* **What needs to be done**
Take the material below and write it all out again exactly.

========

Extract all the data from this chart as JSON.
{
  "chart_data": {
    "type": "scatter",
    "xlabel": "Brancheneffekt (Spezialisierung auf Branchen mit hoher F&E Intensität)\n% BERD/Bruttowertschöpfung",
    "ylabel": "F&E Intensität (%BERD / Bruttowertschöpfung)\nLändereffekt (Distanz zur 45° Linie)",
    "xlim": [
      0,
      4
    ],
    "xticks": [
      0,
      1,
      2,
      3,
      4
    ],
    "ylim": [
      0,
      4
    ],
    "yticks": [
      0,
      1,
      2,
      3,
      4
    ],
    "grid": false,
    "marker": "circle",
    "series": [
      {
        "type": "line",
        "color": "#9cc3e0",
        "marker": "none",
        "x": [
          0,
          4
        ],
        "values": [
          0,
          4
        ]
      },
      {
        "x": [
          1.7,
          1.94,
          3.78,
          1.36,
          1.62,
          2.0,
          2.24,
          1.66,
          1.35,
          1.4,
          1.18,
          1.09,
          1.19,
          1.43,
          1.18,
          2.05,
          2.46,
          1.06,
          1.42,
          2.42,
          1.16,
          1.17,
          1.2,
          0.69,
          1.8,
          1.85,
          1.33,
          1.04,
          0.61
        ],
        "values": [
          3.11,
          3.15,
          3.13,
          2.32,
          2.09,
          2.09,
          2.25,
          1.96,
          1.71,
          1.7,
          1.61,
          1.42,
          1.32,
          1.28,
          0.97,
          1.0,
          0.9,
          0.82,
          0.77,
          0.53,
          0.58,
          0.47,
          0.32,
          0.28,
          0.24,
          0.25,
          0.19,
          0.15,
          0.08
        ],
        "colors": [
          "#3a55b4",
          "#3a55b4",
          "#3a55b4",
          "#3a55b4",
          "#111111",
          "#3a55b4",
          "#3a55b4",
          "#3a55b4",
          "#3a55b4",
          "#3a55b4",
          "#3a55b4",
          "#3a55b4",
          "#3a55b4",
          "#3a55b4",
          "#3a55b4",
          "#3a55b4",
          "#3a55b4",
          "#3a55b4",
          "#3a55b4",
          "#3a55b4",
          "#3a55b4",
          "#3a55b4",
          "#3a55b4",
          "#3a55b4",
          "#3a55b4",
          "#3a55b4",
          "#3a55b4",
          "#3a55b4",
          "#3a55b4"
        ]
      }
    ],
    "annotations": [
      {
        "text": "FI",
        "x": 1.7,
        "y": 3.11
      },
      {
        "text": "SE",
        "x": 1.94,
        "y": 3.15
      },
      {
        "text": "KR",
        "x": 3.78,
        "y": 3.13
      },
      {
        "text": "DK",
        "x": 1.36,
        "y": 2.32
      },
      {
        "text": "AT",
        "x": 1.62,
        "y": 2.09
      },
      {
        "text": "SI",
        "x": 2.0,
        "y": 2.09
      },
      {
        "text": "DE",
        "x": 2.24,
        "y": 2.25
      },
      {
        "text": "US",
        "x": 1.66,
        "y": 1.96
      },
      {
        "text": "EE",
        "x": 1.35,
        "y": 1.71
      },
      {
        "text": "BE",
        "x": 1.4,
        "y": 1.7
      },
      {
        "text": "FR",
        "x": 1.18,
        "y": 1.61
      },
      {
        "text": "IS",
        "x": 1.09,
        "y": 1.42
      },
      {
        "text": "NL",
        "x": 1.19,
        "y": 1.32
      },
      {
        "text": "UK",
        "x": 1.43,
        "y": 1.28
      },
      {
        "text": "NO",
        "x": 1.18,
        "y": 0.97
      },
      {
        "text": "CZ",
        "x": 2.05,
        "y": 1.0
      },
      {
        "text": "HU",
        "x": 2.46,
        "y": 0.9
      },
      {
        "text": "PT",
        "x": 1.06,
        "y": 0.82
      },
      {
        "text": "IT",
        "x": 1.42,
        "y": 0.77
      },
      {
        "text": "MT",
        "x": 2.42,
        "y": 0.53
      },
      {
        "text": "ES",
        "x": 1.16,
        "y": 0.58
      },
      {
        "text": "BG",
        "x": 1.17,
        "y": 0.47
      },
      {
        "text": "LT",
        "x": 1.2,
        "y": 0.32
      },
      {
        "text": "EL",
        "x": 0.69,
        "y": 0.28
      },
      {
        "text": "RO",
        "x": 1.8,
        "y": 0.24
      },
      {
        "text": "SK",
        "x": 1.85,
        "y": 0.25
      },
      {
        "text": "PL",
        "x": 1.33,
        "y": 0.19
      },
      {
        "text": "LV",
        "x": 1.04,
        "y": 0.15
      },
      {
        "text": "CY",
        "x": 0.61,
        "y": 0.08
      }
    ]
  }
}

========

* **Task response**
Extract all the data from this chart as JSON.
{
  "chart_data": {
    "type": "scatter",
    "xlabel": "Brancheneffekt (Spezialisierung auf Branchen mit hoher F&E Intensität)\n% BERD/Bruttowertschöpfung",
    "ylabel": "F&E Intensität (%BERD / Bruttowertschöpfung)\nLändereffekt (Distanz zur 45° Linie)",
    "xlim": [
      0,
      4
    ],
    "xticks": [
      0,
      1,
      2,
      3,
      4
    ],
    "ylim": [
      0,
      4
    ],
    "yticks": [
      0,
      1,
      2,
      3,
      4
    ],
    "grid": false,
    "marker": "circle",
    "series": [
      {
        "type": "line",
        "color": "#9cc3e0",
        "marker": "none",
        "x": [
          0,
          4
        ],
        "values": [
          0,
          4
        ]
      },
      {
        "x": [
          1.7,
          1.94,
          3.78,
          1.36,
          1.62,
          2.0,
          2.24,
          1.66,
          1.35,
          1.4,
          1.18,
          1.09,
          1.19,
          1.43,
          1.18,
          2.05,
          2.46,
          1.06,
          1.42,
          2.42,
          1.16,
          1.17,
          1.2,
          0.69,
          1.8,
          1.85,
          1.33,
          1.04,
          0.61
        ],
        "values": [
          3.11,
          3.15,
          3.13,
          2.32,
          2.09,
          2.09,
          2.25,
          1.96,
          1.71,
          1.7,
          1.61,
          1.42,
          1.32,
          1.28,
          0.97,
          1.0,
          0.9,
          0.82,
          0.77,
          0.53,
          0.58,
          0.47,
          0.32,
          0.28,
          0.24,
          0.25,
          0.19,
          0.15,
          0.08
        ],
        "colors": [
          "#3a55b4",
          "#3a55b4",
          "#3a55b4",
          "#3a55b4",
          "#111111",
          "#3a55b4",
          "#3a55b4",
          "#3a55b4",
          "#3a55b4",
          "#3a55b4",
          "#3a55b4",
          "#3a55b4",
          "#3a55b4",
          "#3a55b4",
          "#3a55b4",
          "#3a55b4",
          "#3a55b4",
          "#3a55b4",
          "#3a55b4",
          "#3a55b4",
          "#3a55b4",
          "#3a55b4",
          "#3a55b4",
          "#3a55b4",
          "#3a55b4",
          "#3a55b4",
          "#3a55b4",
          "#3a55b4",
          "#3a55b4"
        ]
      }
    ],
    "annotations": [
      {
        "text": "FI",
        "x": 1.7,
        "y": 3.11
      },
      {
        "text": "SE",
        "x": 1.94,
        "y": 3.15
      },
      {
        "text": "KR",
        "x": 3.78,
        "y": 3.13
      },
      {
        "text": "DK",
        "x": 1.36,
        "y": 2.32
      },
      {
        "text": "AT",
        "x": 1.62,
        "y": 2.09
      },
      {
        "text": "SI",
        "x": 2.0,
        "y": 2.09
      },
      {
        "text": "DE",
        "x": 2.24,
        "y": 2.25
      },
      {
        "text": "US",
        "x": 1.66,
        "y": 1.96
      },
      {
        "text": "EE",
        "x": 1.35,
        "y": 1.71
      },
      {
        "text": "BE",
        "x": 1.4,
        "y": 1.7
      },
      {
        "text": "FR",
        "x": 1.18,
        "y": 1.61
      },
      {
        "text": "IS",
        "x": 1.09,
        "y": 1.42
      },
      {
        "text": "NL",
        "x": 1.19,
        "y": 1.32
      },
      {
        "text": "UK",
        "x": 1.43,
        "y": 1.28
      },
      {
        "text": "NO",
        "x": 1.18,
        "y": 0.97
      },
      {
        "text": "CZ",
        "x": 2.05,
        "y": 1.0
      },
      {
        "text": "HU",
        "x": 2.46,
        "y": 0.9
      },
      {
        "text": "PT",
        "x": 1.06,
        "y": 0.82
      },
      {
        "text": "IT",
        "x": 1.42,
        "y": 0.77
      },
      {
        "text": "MT",
        "x": 2.42,
        "y": 0.53
      },
      {
        "text": "ES",
        "x": 1.16,
        "y": 0.58
      },
      {
        "text": "BG",
        "x": 1.17,
        "y": 0.47
      },
      {
        "text": "LT",
        "x": 1.2,
        "y": 0.32
      },
      {
        "text": "EL",
        "x": 0.69,
        "y": 0.28
      },
      {
        "text": "RO",
        "x": 1.8,
        "y": 0.24
      },
      {
        "text": "SK",
        "x": 1.85,
        "y": 0.25
      },
      {
        "text": "PL",
        "x": 1.33,
        "y": 0.19
      },
      {
        "text": "LV",
        "x": 1.04,
        "y": 0.15
      },
      {
        "text": "CY",
        "x": 0.61,
        "y": 0.08
      }
    ]
  }
}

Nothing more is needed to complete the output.